▶ **WHAT IS BEING ASKED**
Word for word, set down the records and skip each picture.

▶ **RECORDS SHOWN**
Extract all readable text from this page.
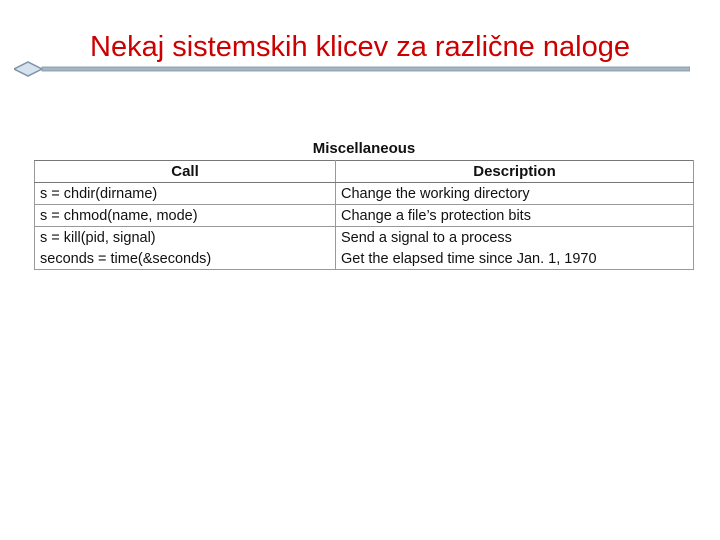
Nekaj sistemskih klicev za različne naloge
Miscellaneous
Call	Description
s = chdir(dirname)	Change the working directory
s = chmod(name, mode)	Change a file’s protection bits
s = kill(pid, signal)	Send a signal to a process
seconds = time(&seconds)	Get the elapsed time since Jan. 1, 1970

▶ **FINAL ANSWER**
Extract all readable text from this page.
Nekaj sistemskih klicev za različne naloge
Miscellaneous
Call	Description
s = chdir(dirname)	Change the working directory
s = chmod(name, mode)	Change a file’s protection bits
s = kill(pid, signal)	Send a signal to a process
seconds = time(&seconds)	Get the elapsed time since Jan. 1, 1970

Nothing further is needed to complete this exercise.